- _EXTRAIT_:
>>
Les rencontres du MaMA Festival 2021 : Alex est tombé sous le charme de Zinée !
Alex était partenaire de la nouvelle édition du MaMA Festival et lors de ce rendez-vous incontournable, on a profité de l’occasion pour papoter avec les artistes qui font déjà la musique de demain : voici Zinée !
Par Stéphane Bernault - Mis à jour
Zinée ou la Toulousaine, future grande du rap à la française !
Il y a des fois on se prend des tartes dans la gueule, des coups de foudre auditifs, à en faire rater des battements de coeur. C’est un peu ce qui est arrivé à Alex quand il a posé une oreille sur le projet de la jeune Toulousaine Zinée. On a donc foncé quand on a su qu’on pouvait l’interviewer (le tout avec l’accent chantant, évidemment) !
Alex : Qui est Zinée et qui se cache derrière le nom de scène ?
Zinée : Alors Zinée, c’est une jeune rappeuse toulousaine qui est arrivée à Paris, y a deux ans, deux ans et demi, et qui fait partie du collectif 75e Session, de façon intégrante.
Et pour ce qui est de qui se cache derrière le nom, je m’appelle Lisa et je suis née en 1997. J’ai 24 ans, cette année, je suis… je suis un bébé (rires) et voilà, j’ai grandi à Toulouse, j’ai migré à Paris où je suis venue pour travailler. Et y faire de la musique. Je pensais pas que c’était possible de vivre de la musique, mais j’ai réalisé mon rêve. Donc en résumé, je suis une enfant du Sud qui a réalisé son rêve.
Alex : Tu viens de sortir « Cobalt », ton EP ? Ton album
Zinée : C’est comme tu veux, moi, je dis mixtape. Mais c’est un format long donc tu peux dire ce que tu veux.
Alex : On va rester sur « Cobalt » alors… comme ça, je ne dis pas de bêtise. Qu’est-ce que cela raconte ?
Zinée : « Cobalt »… C’est un peu le résumé de mes angoisses et, je l’avoue, ma construction de carapace. Parce qu’il faut savoir que le cobalt, c’est un métal très lourds qu’on utilise ou utilisé dans les armures, qu’on utilise dans les chimiothérapies. Mais, mais je lie beaucoup la musique à la couleur aussi. Donc il y avait ce bleu cobalt aussi qui allait bien. Et en fait, ça m’a paru carrément comme une évidence. Quand j’ai lu la définition, je me suis dit c’est ça et c’est pas autre chose en vrai, parce que c’était pile poil dans le thème de ce que je voulais faire, du propos musical que je voulais avancer en vrai…
Alex : Et le bleu, c’est aussi la couleur de la mélancolie…
Zinée : Oui, et je suis très, très mélancolique. C’est mon sentiment préféré. Je pense que si on me l’enlève, je ne sais plus ce que je fais de ma vie et je pense que j’aurai toujours à plus ou moins grande échelle. Mais c’est un truc important pour moi et « Cobalt », c’st une première page que j’ouvre. Mais pour moi, c’est pas un premier album, c’est… c’est construit, on y a mis du temps à tout ça. Un premier album, ça se réfléchit vraiment. Il faut avoir un certain stade avancé et que je sois assez fière de moi.
<<
- _ENSEMBLE D'ENREGISTREMENTS_:
>>
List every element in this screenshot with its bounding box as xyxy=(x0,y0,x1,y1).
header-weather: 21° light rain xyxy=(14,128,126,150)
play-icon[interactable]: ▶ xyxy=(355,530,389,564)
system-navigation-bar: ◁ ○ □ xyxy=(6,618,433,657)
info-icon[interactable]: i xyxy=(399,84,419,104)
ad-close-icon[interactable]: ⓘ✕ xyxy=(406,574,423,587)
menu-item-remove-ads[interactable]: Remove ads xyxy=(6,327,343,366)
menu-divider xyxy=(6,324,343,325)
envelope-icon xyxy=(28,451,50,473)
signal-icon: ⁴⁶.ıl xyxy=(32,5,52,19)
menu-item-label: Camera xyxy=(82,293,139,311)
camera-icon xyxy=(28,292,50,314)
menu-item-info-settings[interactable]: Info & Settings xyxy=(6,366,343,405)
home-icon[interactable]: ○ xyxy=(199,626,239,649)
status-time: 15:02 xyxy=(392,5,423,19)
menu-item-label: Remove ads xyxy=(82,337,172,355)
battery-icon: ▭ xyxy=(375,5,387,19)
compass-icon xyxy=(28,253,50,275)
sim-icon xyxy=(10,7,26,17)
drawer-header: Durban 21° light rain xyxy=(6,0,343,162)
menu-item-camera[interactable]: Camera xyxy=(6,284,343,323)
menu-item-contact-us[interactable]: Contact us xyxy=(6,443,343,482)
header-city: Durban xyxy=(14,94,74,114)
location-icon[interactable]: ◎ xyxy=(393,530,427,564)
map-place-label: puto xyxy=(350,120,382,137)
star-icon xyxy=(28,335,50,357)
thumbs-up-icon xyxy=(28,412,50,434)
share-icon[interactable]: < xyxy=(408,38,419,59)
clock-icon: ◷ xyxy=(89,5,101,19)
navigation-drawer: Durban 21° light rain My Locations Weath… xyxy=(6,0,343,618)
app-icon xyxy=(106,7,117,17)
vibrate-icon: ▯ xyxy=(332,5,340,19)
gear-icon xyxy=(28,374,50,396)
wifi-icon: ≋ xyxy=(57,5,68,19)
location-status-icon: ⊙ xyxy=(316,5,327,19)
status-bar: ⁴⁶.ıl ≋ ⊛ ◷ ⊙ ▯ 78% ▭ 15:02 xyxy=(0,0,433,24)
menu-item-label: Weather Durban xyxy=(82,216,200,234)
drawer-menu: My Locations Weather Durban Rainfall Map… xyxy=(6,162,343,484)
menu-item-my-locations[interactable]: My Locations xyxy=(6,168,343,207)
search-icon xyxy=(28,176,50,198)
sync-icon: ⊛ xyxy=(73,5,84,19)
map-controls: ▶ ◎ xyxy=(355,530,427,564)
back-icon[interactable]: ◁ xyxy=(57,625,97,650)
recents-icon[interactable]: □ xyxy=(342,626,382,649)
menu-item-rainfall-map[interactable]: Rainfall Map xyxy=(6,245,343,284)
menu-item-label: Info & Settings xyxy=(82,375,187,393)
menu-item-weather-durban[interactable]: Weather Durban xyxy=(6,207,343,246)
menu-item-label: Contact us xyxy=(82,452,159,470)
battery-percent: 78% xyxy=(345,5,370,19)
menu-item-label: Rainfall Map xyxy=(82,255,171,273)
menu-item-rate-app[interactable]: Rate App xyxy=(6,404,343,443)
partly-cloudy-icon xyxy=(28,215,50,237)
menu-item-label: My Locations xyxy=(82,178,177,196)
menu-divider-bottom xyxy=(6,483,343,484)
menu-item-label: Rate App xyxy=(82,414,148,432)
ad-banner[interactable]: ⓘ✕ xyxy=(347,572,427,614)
<<
- _LISTE DES TÂCHES_:
1 > Répondez aux questions suivantes à partir de l'entretien avec Zinée :
(a) En quelle année Zinée est-elle née ?
(b) De quel collectif fait-elle partie ?
(c) Quel terme Zinée emploie-t-elle pour désigner « Cobalt » ?
2 > Poursuivez l'entretien avec Zinée en enchaînant directement après sa dernière réplique.

- _RÉPONSES PAR TÂCHE_:
1 >
(a) En 1997.
(b) Du collectif 75e Session.
(c) Elle parle de mixtape.

2 >
Alex : donc c’est le chaînon manquant entre un EP et un album ?
Zinée : Ouais, c’est entre « Futée » et… ouais, on passe un step, mais on n’est pas encore à l’album. L’album sera beaucoup plus construit et voilà…
Alex : Comment on arrive à être aussi mélancolique, si jeune ?
Zinée : Je pense que c’est la vie. Déjà toute petite, ma mère me disait que j’avais un truc avec ça. J’ai beaucoup d’empathie très jeune, pour des choses qui n’étaient pas forcément liées à moi. J’ai vécu des petits traumatismes qui ont fait quen sur le moment, je n’ai pas du tout pris la mélancolie avec moi et je me le suis pris pleine barre des années plus tard…
C’est un sentiment qui m’était propre. La musique, c’est le seul moyen pour moi vraiment d’exprimer cette chose-là. Pour moi, c’est n’est pas possible de faire autrement. En fait, même si j’avais envie de faire quelque chose de complètement différent, je n’y arriverai pas, il y a toujours ça qui reste en moi.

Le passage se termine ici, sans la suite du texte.